::: THE RECORDS :::

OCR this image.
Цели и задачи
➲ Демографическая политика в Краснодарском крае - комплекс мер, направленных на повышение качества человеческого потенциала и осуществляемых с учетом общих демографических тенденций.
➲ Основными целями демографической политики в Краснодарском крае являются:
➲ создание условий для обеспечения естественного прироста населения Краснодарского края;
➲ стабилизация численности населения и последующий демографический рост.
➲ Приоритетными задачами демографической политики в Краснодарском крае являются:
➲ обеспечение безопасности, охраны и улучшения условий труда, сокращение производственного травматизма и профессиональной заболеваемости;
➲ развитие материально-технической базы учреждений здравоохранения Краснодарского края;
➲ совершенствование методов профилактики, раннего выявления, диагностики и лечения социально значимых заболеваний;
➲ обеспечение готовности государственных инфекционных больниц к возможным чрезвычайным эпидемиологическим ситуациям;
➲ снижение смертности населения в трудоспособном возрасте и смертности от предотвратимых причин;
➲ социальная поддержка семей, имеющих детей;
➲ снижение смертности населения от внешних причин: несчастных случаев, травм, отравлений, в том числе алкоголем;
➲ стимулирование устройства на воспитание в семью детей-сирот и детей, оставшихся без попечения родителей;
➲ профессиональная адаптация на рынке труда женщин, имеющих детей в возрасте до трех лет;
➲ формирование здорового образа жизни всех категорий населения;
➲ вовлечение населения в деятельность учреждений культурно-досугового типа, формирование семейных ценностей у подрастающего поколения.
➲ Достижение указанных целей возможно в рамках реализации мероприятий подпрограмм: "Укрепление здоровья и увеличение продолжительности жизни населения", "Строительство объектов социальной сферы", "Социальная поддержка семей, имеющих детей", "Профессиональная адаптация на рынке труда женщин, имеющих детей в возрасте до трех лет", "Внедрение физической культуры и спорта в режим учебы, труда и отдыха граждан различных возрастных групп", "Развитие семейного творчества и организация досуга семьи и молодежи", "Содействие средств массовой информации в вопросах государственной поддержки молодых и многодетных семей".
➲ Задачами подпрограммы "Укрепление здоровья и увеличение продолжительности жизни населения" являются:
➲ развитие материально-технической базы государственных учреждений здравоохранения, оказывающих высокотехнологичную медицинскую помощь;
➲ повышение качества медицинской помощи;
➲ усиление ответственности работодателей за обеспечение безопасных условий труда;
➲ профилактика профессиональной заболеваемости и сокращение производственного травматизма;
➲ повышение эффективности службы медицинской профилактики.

:::

WHAT NEEDS TO BE DONE:
The records above should be duplicated in full, exactly as given.

EXERCISE OUTPUT:
OCR this image.
Цели и задачи
➲ Демографическая политика в Краснодарском крае - комплекс мер, направленных на повышение качества человеческого потенциала и осуществляемых с учетом общих демографических тенденций.
➲ Основными целями демографической политики в Краснодарском крае являются:
➲ создание условий для обеспечения естественного прироста населения Краснодарского края;
➲ стабилизация численности населения и последующий демографический рост.
➲ Приоритетными задачами демографической политики в Краснодарском крае являются:
➲ обеспечение безопасности, охраны и улучшения условий труда, сокращение производственного травматизма и профессиональной заболеваемости;
➲ развитие материально-технической базы учреждений здравоохранения Краснодарского края;
➲ совершенствование методов профилактики, раннего выявления, диагностики и лечения социально значимых заболеваний;
➲ обеспечение готовности государственных инфекционных больниц к возможным чрезвычайным эпидемиологическим ситуациям;
➲ снижение смертности населения в трудоспособном возрасте и смертности от предотвратимых причин;
➲ социальная поддержка семей, имеющих детей;
➲ снижение смертности населения от внешних причин: несчастных случаев, травм, отравлений, в том числе алкоголем;
➲ стимулирование устройства на воспитание в семью детей-сирот и детей, оставшихся без попечения родителей;
➲ профессиональная адаптация на рынке труда женщин, имеющих детей в возрасте до трех лет;
➲ формирование здорового образа жизни всех категорий населения;
➲ вовлечение населения в деятельность учреждений культурно-досугового типа, формирование семейных ценностей у подрастающего поколения.
➲ Достижение указанных целей возможно в рамках реализации мероприятий подпрограмм: "Укрепление здоровья и увеличение продолжительности жизни населения", "Строительство объектов социальной сферы", "Социальная поддержка семей, имеющих детей", "Профессиональная адаптация на рынке труда женщин, имеющих детей в возрасте до трех лет", "Внедрение физической культуры и спорта в режим учебы, труда и отдыха граждан различных возрастных групп", "Развитие семейного творчества и организация досуга семьи и молодежи", "Содействие средств массовой информации в вопросах государственной поддержки молодых и многодетных семей".
➲ Задачами подпрограммы "Укрепление здоровья и увеличение продолжительности жизни населения" являются:
➲ развитие материально-технической базы государственных учреждений здравоохранения, оказывающих высокотехнологичную медицинскую помощь;
➲ повышение качества медицинской помощи;
➲ усиление ответственности работодателей за обеспечение безопасных условий труда;
➲ профилактика профессиональной заболеваемости и сокращение производственного травматизма;
➲ повышение эффективности службы медицинской профилактики.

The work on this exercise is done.